• Written request:
Transcribe the entries exactly; images are not part of the copy.
------------------------------------------------------------------------
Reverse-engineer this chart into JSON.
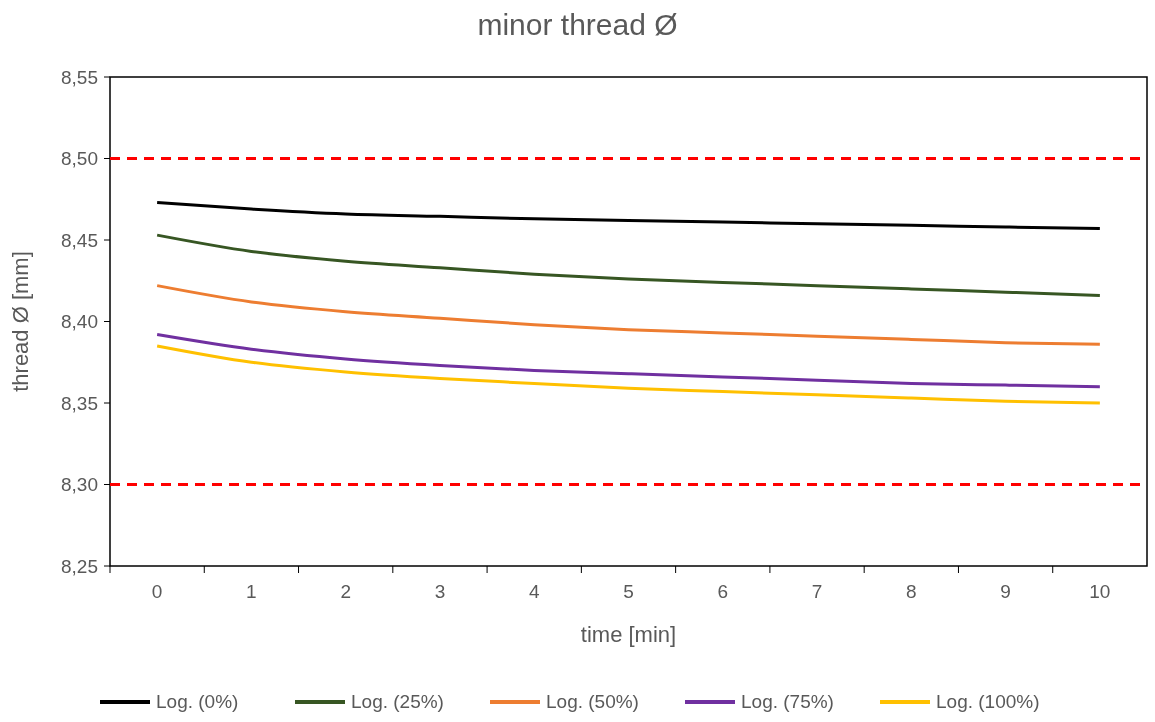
{
  "chart_data": {
    "type": "line",
    "title": "minor thread Ø",
    "xlabel": "time [min]",
    "ylabel": "thread Ø [mm]",
    "categories": [
      "0",
      "1",
      "2",
      "3",
      "4",
      "5",
      "6",
      "7",
      "8",
      "9",
      "10"
    ],
    "ylim": [
      8.25,
      8.55
    ],
    "yticks": [
      {
        "value": 8.25,
        "label": "8,25"
      },
      {
        "value": 8.3,
        "label": "8,30"
      },
      {
        "value": 8.35,
        "label": "8,35"
      },
      {
        "value": 8.4,
        "label": "8,40"
      },
      {
        "value": 8.45,
        "label": "8,45"
      },
      {
        "value": 8.5,
        "label": "8,50"
      },
      {
        "value": 8.55,
        "label": "8,55"
      }
    ],
    "series": [
      {
        "name": "Log. (0%)",
        "color": "#000000",
        "values": [
          8.473,
          8.469,
          8.466,
          8.4645,
          8.463,
          8.462,
          8.461,
          8.46,
          8.459,
          8.458,
          8.457
        ]
      },
      {
        "name": "Log. (25%)",
        "color": "#375623",
        "values": [
          8.453,
          8.443,
          8.437,
          8.433,
          8.429,
          8.426,
          8.424,
          8.422,
          8.42,
          8.418,
          8.416
        ]
      },
      {
        "name": "Log. (50%)",
        "color": "#ed7d31",
        "values": [
          8.422,
          8.412,
          8.406,
          8.402,
          8.398,
          8.395,
          8.393,
          8.391,
          8.389,
          8.387,
          8.386
        ]
      },
      {
        "name": "Log. (75%)",
        "color": "#7030a0",
        "values": [
          8.392,
          8.383,
          8.377,
          8.373,
          8.37,
          8.368,
          8.366,
          8.364,
          8.362,
          8.361,
          8.36
        ]
      },
      {
        "name": "Log. (100%)",
        "color": "#ffc000",
        "values": [
          8.385,
          8.375,
          8.369,
          8.365,
          8.362,
          8.359,
          8.357,
          8.355,
          8.353,
          8.351,
          8.35
        ]
      }
    ],
    "ref_lines": [
      {
        "axis": "y",
        "value": 8.5,
        "color": "#ff0000",
        "line_style": "dashed"
      },
      {
        "axis": "y",
        "value": 8.3,
        "color": "#ff0000",
        "line_style": "dashed"
      }
    ],
    "legend": "bottom",
    "grid": false,
    "marker": "none",
    "line_style": "solid"
  }
}
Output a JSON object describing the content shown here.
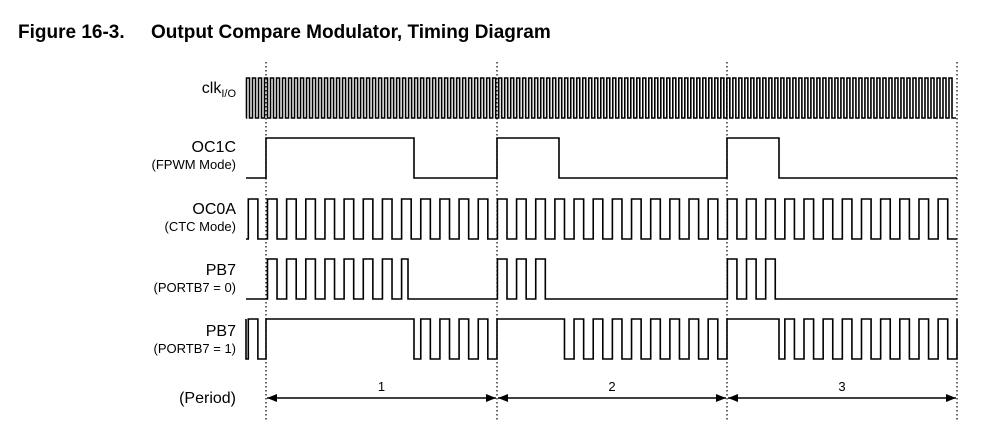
{
  "figure": {
    "number": "Figure 16-3.",
    "title": "Output Compare Modulator, Timing Diagram"
  },
  "signals": {
    "clk": {
      "name": "clk",
      "subscript": "I/O"
    },
    "oc1c": {
      "name": "OC1C",
      "sub": "(FPWM Mode)"
    },
    "oc0a": {
      "name": "OC0A",
      "sub": "(CTC Mode)"
    },
    "pb7_0": {
      "name": "PB7",
      "sub": "(PORTB7 = 0)"
    },
    "pb7_1": {
      "name": "PB7",
      "sub": "(PORTB7 = 1)"
    }
  },
  "period": {
    "label": "(Period)",
    "numbers": [
      "1",
      "2",
      "3"
    ]
  },
  "colors": {
    "line": "#000000",
    "dotted": "#000000"
  }
}
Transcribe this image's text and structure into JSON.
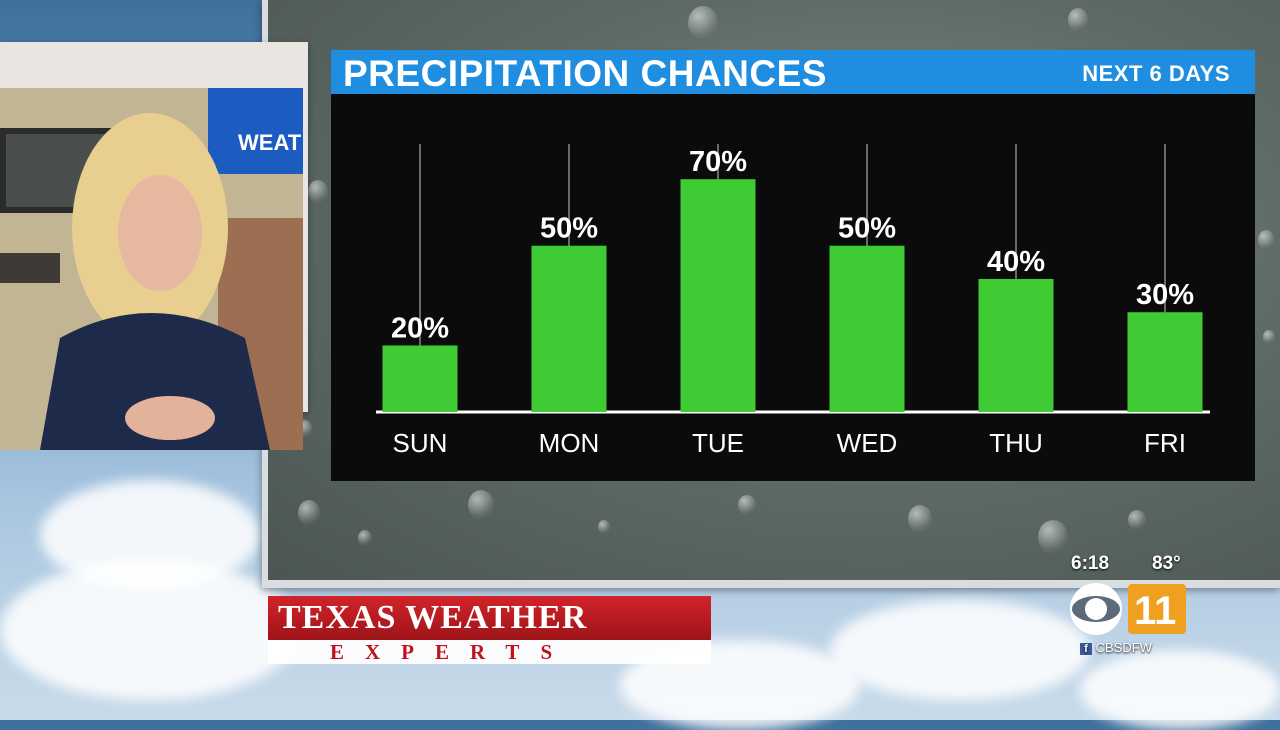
------------------------------------------------------------------------
• Answer to the task:
Reverse-engineer this chart into JSON.
{
  "chart_data": {
    "type": "line",
    "title": "minor thread Ø",
    "xlabel": "time [min]",
    "ylabel": "thread Ø [mm]",
    "categories": [
      "0",
      "1",
      "2",
      "3",
      "4",
      "5",
      "6",
      "7",
      "8",
      "9",
      "10"
    ],
    "ylim": [
      8.25,
      8.55
    ],
    "yticks": [
      {
        "value": 8.25,
        "label": "8,25"
      },
      {
        "value": 8.3,
        "label": "8,30"
      },
      {
        "value": 8.35,
        "label": "8,35"
      },
      {
        "value": 8.4,
        "label": "8,40"
      },
      {
        "value": 8.45,
        "label": "8,45"
      },
      {
        "value": 8.5,
        "label": "8,50"
      },
      {
        "value": 8.55,
        "label": "8,55"
      }
    ],
    "series": [
      {
        "name": "Log. (0%)",
        "color": "#000000",
        "values": [
          8.473,
          8.469,
          8.466,
          8.4645,
          8.463,
          8.462,
          8.461,
          8.46,
          8.459,
          8.458,
          8.457
        ]
      },
      {
        "name": "Log. (25%)",
        "color": "#375623",
        "values": [
          8.453,
          8.443,
          8.437,
          8.433,
          8.429,
          8.426,
          8.424,
          8.422,
          8.42,
          8.418,
          8.416
        ]
      },
      {
        "name": "Log. (50%)",
        "color": "#ed7d31",
        "values": [
          8.422,
          8.412,
          8.406,
          8.402,
          8.398,
          8.395,
          8.393,
          8.391,
          8.389,
          8.387,
          8.386
        ]
      },
      {
        "name": "Log. (75%)",
        "color": "#7030a0",
        "values": [
          8.392,
          8.383,
          8.377,
          8.373,
          8.37,
          8.368,
          8.366,
          8.364,
          8.362,
          8.361,
          8.36
        ]
      },
      {
        "name": "Log. (100%)",
        "color": "#ffc000",
        "values": [
          8.385,
          8.375,
          8.369,
          8.365,
          8.362,
          8.359,
          8.357,
          8.355,
          8.353,
          8.351,
          8.35
        ]
      }
    ],
    "ref_lines": [
      {
        "axis": "y",
        "value": 8.5,
        "color": "#ff0000",
        "line_style": "dashed"
      },
      {
        "axis": "y",
        "value": 8.3,
        "color": "#ff0000",
        "line_style": "dashed"
      }
    ],
    "legend": "bottom",
    "grid": false,
    "marker": "none",
    "line_style": "solid"
  }
}
Output a JSON object describing the content shown here.
{
  "figure": {
    "number": "Figure 16-3.",
    "title": "Output Compare Modulator, Timing Diagram"
  },
  "signals": {
    "clk": {
      "name": "clk",
      "subscript": "I/O"
    },
    "oc1c": {
      "name": "OC1C",
      "sub": "(FPWM Mode)"
    },
    "oc0a": {
      "name": "OC0A",
      "sub": "(CTC Mode)"
    },
    "pb7_0": {
      "name": "PB7",
      "sub": "(PORTB7 = 0)"
    },
    "pb7_1": {
      "name": "PB7",
      "sub": "(PORTB7 = 1)"
    }
  },
  "period": {
    "label": "(Period)",
    "numbers": [
      "1",
      "2",
      "3"
    ]
  },
  "colors": {
    "line": "#000000",
    "dotted": "#000000"
  }
}
Transcribe this image's text and structure into JSON.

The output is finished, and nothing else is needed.